======== The input ========

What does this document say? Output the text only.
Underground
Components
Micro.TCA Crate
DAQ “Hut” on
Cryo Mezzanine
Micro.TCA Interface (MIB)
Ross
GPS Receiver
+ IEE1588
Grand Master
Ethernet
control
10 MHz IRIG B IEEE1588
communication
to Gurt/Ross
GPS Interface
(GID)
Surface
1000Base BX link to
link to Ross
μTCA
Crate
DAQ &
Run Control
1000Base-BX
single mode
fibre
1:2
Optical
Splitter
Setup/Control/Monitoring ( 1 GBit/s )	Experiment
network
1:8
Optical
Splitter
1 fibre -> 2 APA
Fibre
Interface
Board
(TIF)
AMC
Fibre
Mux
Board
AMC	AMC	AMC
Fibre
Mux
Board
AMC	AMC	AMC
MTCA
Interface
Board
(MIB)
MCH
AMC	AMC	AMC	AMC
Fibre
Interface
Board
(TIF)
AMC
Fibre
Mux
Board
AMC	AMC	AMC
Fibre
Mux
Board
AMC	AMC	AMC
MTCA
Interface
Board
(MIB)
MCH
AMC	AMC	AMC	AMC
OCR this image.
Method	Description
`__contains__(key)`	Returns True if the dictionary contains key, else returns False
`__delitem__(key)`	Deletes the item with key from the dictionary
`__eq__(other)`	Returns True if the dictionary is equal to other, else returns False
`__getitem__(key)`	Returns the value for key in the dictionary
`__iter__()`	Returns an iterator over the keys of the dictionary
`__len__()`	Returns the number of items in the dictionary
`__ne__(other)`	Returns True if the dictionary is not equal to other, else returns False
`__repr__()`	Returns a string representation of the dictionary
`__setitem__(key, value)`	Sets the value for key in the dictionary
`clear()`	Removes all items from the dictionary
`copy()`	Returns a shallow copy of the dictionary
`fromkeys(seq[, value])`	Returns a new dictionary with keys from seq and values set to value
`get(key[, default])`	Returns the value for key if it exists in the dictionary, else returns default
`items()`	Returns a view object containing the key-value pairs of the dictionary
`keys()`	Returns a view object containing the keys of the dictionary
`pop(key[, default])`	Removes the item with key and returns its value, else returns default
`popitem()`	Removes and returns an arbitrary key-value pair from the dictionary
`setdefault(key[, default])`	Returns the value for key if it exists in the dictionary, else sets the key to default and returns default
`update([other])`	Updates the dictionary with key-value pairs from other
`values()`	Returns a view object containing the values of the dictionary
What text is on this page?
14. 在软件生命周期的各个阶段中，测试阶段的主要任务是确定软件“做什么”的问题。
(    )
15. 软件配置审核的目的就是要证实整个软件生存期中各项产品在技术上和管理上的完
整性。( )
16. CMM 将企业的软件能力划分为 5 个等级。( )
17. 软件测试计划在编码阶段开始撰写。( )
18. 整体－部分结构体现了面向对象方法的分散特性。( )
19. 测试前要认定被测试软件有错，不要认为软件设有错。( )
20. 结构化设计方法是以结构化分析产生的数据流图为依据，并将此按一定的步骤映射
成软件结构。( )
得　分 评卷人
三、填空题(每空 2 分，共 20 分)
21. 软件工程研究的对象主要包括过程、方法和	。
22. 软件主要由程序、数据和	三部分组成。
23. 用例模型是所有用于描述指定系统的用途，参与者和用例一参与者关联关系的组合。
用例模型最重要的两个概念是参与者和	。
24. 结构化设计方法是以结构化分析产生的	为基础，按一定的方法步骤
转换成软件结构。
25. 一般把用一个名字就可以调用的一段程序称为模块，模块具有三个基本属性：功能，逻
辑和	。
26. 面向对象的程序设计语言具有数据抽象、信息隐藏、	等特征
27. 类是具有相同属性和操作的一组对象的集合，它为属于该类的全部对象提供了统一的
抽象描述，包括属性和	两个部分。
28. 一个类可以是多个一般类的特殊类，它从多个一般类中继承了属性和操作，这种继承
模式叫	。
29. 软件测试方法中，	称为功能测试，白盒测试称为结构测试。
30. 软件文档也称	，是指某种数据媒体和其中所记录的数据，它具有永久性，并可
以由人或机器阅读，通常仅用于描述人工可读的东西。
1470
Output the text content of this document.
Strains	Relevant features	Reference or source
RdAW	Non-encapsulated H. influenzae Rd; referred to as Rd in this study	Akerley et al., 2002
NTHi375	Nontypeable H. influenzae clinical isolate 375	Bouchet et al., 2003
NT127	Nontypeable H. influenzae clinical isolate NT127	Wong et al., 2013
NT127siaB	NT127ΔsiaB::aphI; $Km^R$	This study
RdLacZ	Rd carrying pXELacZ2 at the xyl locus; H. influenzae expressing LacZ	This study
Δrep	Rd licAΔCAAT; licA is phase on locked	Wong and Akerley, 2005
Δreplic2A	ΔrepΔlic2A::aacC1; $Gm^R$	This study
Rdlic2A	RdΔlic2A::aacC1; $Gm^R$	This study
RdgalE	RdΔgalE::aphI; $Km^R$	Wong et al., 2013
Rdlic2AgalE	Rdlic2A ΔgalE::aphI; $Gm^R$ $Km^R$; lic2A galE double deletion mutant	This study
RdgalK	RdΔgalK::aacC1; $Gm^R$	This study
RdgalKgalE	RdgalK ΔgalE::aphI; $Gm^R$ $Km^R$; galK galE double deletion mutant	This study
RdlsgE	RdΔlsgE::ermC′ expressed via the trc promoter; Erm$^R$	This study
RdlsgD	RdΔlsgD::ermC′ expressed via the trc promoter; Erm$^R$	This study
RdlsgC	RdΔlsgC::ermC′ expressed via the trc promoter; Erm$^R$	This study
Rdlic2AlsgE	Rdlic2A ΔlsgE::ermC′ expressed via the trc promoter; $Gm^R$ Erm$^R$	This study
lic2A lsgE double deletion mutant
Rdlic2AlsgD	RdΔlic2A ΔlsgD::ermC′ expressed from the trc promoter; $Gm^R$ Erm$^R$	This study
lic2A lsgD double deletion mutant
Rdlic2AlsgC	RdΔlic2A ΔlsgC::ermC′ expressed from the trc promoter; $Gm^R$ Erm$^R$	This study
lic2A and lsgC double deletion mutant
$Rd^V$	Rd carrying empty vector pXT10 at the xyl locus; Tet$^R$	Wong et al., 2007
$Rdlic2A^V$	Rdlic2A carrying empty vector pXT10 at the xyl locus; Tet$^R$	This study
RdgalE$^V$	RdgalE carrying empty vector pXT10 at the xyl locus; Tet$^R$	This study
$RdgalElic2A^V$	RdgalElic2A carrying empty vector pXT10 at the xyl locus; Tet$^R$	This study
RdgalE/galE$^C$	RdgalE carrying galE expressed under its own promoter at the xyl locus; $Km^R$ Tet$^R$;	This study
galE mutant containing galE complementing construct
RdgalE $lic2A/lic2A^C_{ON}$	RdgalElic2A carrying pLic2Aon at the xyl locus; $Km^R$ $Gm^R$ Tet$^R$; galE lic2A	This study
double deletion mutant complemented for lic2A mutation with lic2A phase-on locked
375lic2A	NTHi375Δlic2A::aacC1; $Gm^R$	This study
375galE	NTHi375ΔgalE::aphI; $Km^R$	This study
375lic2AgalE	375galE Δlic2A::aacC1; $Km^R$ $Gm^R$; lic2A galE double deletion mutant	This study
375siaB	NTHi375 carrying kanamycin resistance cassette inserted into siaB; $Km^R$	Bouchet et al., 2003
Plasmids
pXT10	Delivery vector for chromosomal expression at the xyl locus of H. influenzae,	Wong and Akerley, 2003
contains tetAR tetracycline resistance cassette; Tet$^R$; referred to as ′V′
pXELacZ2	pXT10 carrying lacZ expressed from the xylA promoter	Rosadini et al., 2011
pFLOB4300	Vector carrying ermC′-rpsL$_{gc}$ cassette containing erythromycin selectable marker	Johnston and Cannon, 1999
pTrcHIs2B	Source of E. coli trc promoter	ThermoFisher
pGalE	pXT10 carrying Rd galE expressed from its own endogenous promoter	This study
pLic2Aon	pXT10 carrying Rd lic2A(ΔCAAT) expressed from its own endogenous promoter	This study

========

Problem details -
Copy each line from the data above that includes "False".

Task result -
`__contains__(key)`	Returns True if the dictionary contains key, else returns False
`__eq__(other)`	Returns True if the dictionary is equal to other, else returns False
`__ne__(other)`	Returns True if the dictionary is not equal to other, else returns False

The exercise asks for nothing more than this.